_Instructions for the task_
Pull every line holding the string "Histogramme" from the records below.

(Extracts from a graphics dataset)
────

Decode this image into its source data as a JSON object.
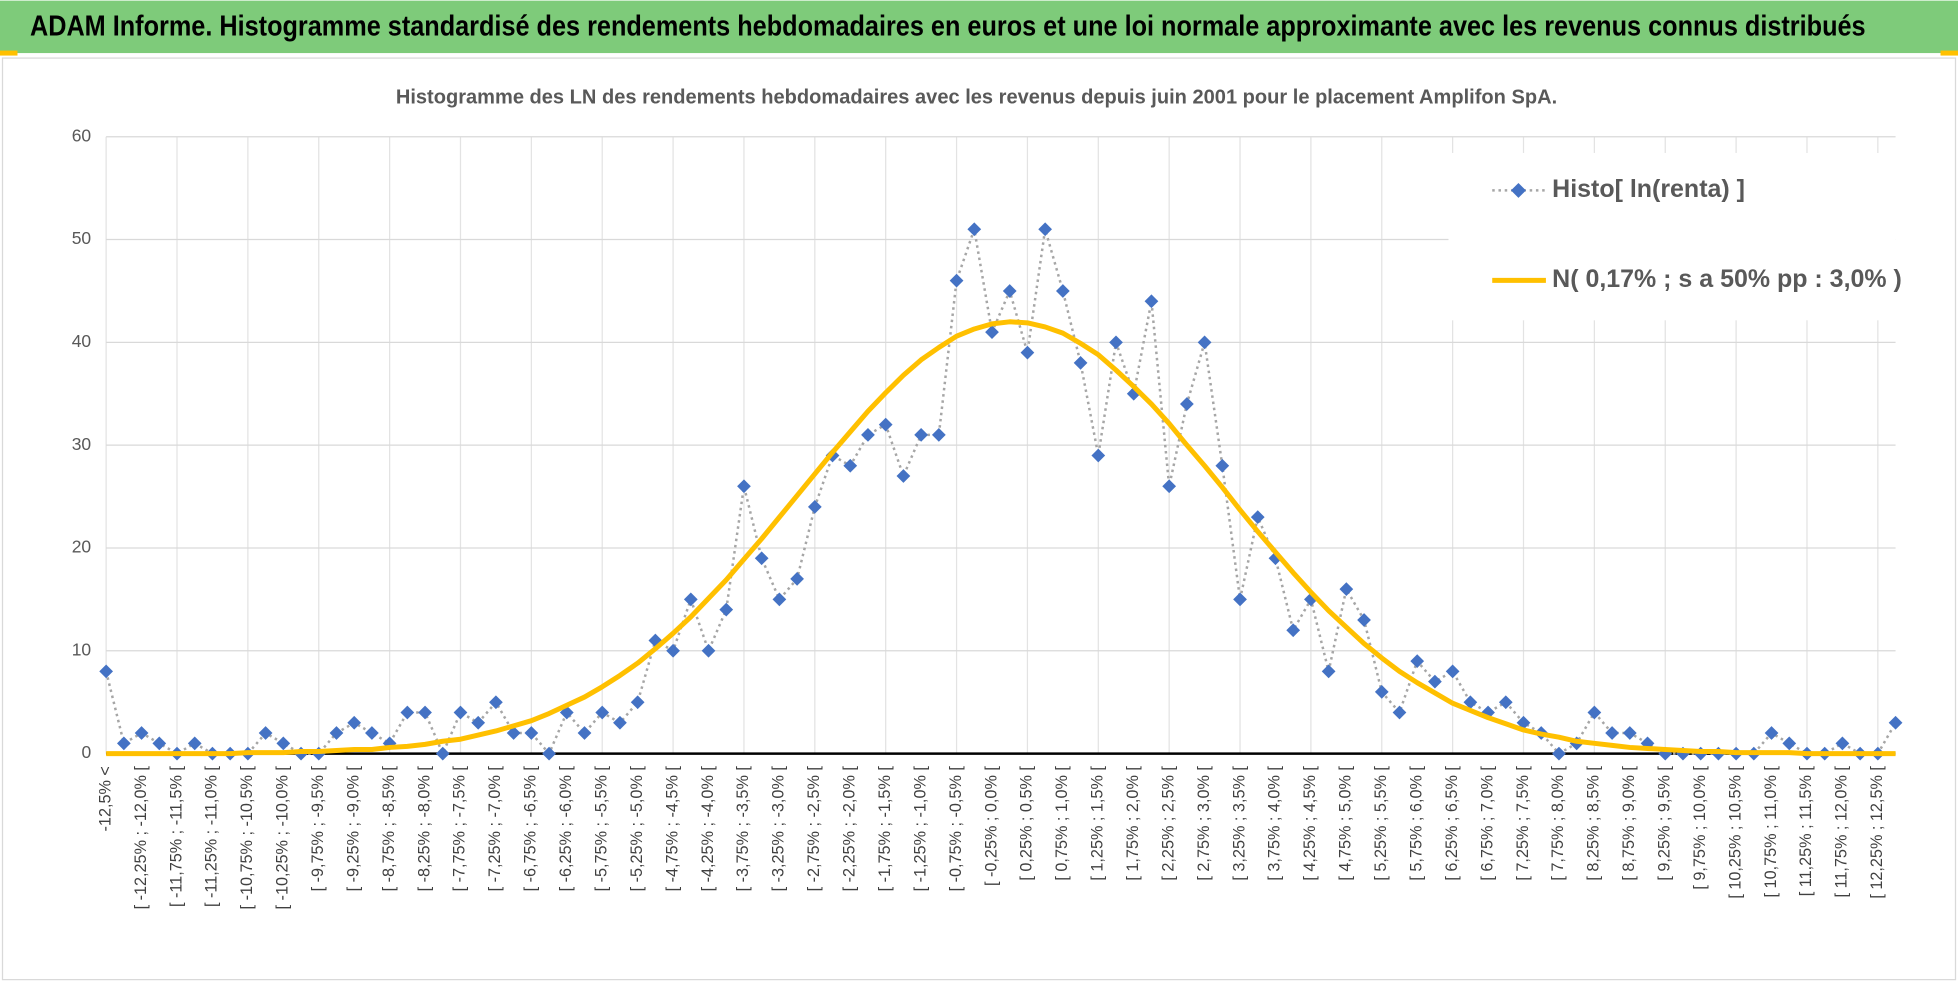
{
  "banner": "ADAM Informe. Histogramme standardisé des rendements hebdomadaires en euros et une loi normale approximante avec les revenus connus distribués",
  "chart_data": {
    "type": "line",
    "title": "Histogramme  des LN des rendements  hebdomadaires avec les revenus depuis juin 2001  pour le placement Amplifon SpA.",
    "categories": [
      "-12,5% <",
      null,
      "[ -12,25% ; -12,0% [",
      null,
      "[ -11,75% ; -11,5% [",
      null,
      "[ -11,25% ; -11,0% [",
      null,
      "[ -10,75% ; -10,5% [",
      null,
      "[ -10,25% ; -10,0% [",
      null,
      "[ -9,75% ; -9,5% [",
      null,
      "[ -9,25% ; -9,0% [",
      null,
      "[ -8,75% ; -8,5% [",
      null,
      "[ -8,25% ; -8,0% [",
      null,
      "[ -7,75% ; -7,5% [",
      null,
      "[ -7,25% ; -7,0% [",
      null,
      "[ -6,75% ; -6,5% [",
      null,
      "[ -6,25% ; -6,0% [",
      null,
      "[ -5,75% ; -5,5% [",
      null,
      "[ -5,25% ; -5,0% [",
      null,
      "[ -4,75% ; -4,5% [",
      null,
      "[ -4,25% ; -4,0% [",
      null,
      "[ -3,75% ; -3,5% [",
      null,
      "[ -3,25% ; -3,0% [",
      null,
      "[ -2,75% ; -2,5% [",
      null,
      "[ -2,25% ; -2,0% [",
      null,
      "[ -1,75% ; -1,5% [",
      null,
      "[ -1,25% ; -1,0% [",
      null,
      "[ -0,75% ; -0,5% [",
      null,
      "[ -0,25% ; 0,0% [",
      null,
      "[ 0,25% ; 0,5% [",
      null,
      "[ 0,75% ; 1,0% [",
      null,
      "[ 1,25% ; 1,5% [",
      null,
      "[ 1,75% ; 2,0% [",
      null,
      "[ 2,25% ; 2,5% [",
      null,
      "[ 2,75% ; 3,0% [",
      null,
      "[ 3,25% ; 3,5% [",
      null,
      "[ 3,75% ; 4,0% [",
      null,
      "[ 4,25% ; 4,5% [",
      null,
      "[ 4,75% ; 5,0% [",
      null,
      "[ 5,25% ; 5,5% [",
      null,
      "[ 5,75% ; 6,0% [",
      null,
      "[ 6,25% ; 6,5% [",
      null,
      "[ 6,75% ; 7,0% [",
      null,
      "[ 7,25% ; 7,5% [",
      null,
      "[ 7,75% ; 8,0% [",
      null,
      "[ 8,25% ; 8,5% [",
      null,
      "[ 8,75% ; 9,0% [",
      null,
      "[ 9,25% ; 9,5% [",
      null,
      "[ 9,75% ; 10,0% [",
      null,
      "[ 10,25% ; 10,5% [",
      null,
      "[ 10,75% ; 11,0% [",
      null,
      "[ 11,25% ; 11,5% [",
      null,
      "[ 11,75% ; 12,0% [",
      null,
      "[ 12,25% ; 12,5% [",
      null
    ],
    "series": [
      {
        "name": "Histo[ ln(renta) ]",
        "color": "#4472c4",
        "line_color": "#a6a6a6",
        "values": [
          8,
          1,
          2,
          1,
          0,
          1,
          0,
          0,
          0,
          2,
          1,
          0,
          0,
          2,
          3,
          2,
          1,
          4,
          4,
          0,
          4,
          3,
          5,
          2,
          2,
          0,
          4,
          2,
          4,
          3,
          5,
          11,
          10,
          15,
          10,
          14,
          26,
          19,
          15,
          17,
          24,
          29,
          28,
          31,
          32,
          27,
          31,
          31,
          46,
          51,
          41,
          45,
          39,
          51,
          45,
          38,
          29,
          40,
          35,
          44,
          26,
          34,
          40,
          28,
          15,
          23,
          19,
          12,
          15,
          8,
          16,
          13,
          6,
          4,
          9,
          7,
          8,
          5,
          4,
          5,
          3,
          2,
          0,
          1,
          4,
          2,
          2,
          1,
          0,
          0,
          0,
          0,
          0,
          0,
          2,
          1,
          0,
          0,
          1,
          0,
          0,
          3
        ]
      },
      {
        "name": "N( 0,17% ; s a 50% pp : 3,0% )",
        "color": "#ffc000",
        "values": [
          0,
          0,
          0,
          0,
          0,
          0,
          0,
          0,
          0.1,
          0.1,
          0.1,
          0.2,
          0.2,
          0.3,
          0.4,
          0.4,
          0.6,
          0.7,
          0.9,
          1.2,
          1.4,
          1.8,
          2.2,
          2.7,
          3.2,
          3.9,
          4.7,
          5.5,
          6.5,
          7.6,
          8.8,
          10.2,
          11.7,
          13.3,
          15.1,
          16.9,
          18.9,
          20.9,
          23.0,
          25.1,
          27.2,
          29.3,
          31.3,
          33.3,
          35.1,
          36.8,
          38.3,
          39.5,
          40.6,
          41.3,
          41.8,
          42.0,
          41.9,
          41.5,
          40.9,
          39.9,
          38.8,
          37.3,
          35.7,
          34.0,
          32.1,
          30.0,
          28.0,
          25.9,
          23.7,
          21.6,
          19.6,
          17.6,
          15.7,
          13.9,
          12.3,
          10.7,
          9.3,
          8.0,
          6.9,
          5.9,
          4.9,
          4.2,
          3.5,
          2.9,
          2.3,
          1.9,
          1.6,
          1.2,
          1.0,
          0.8,
          0.6,
          0.5,
          0.4,
          0.3,
          0.2,
          0.2,
          0.1,
          0.1,
          0.1,
          0.1,
          0,
          0,
          0,
          0,
          0,
          0
        ]
      }
    ],
    "ylim": [
      0,
      60
    ],
    "yticks": [
      0,
      10,
      20,
      30,
      40,
      50,
      60
    ],
    "grid": true,
    "legend": "top-right"
  }
}
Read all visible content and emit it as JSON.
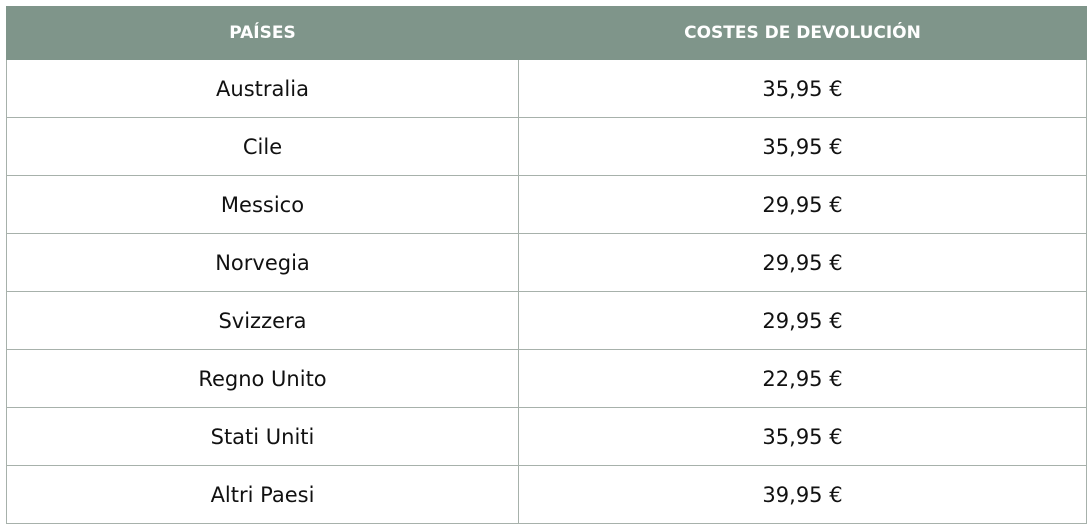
{
  "table": {
    "header": [
      "PAÍSES",
      "COSTES DE DEVOLUCIÓN"
    ],
    "rows": [
      [
        "Australia",
        "35,95 €"
      ],
      [
        "Cile",
        "35,95 €"
      ],
      [
        "Messico",
        "29,95 €"
      ],
      [
        "Norvegia",
        "29,95 €"
      ],
      [
        "Svizzera",
        "29,95 €"
      ],
      [
        "Regno Unito",
        "22,95 €"
      ],
      [
        "Stati Uniti",
        "35,95 €"
      ],
      [
        "Altri Paesi",
        "39,95 €"
      ]
    ]
  }
}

────

_Solution below_
  "banner": "ADAM Informe. Histogramme standardisé des rendements hebdomadaires en euros et une loi normale approximante avec les revenus connus distribués",
    "title": "Histogramme  des LN des rendements  hebdomadaires avec les revenus depuis juin 2001  pour le placement Amplifon SpA.",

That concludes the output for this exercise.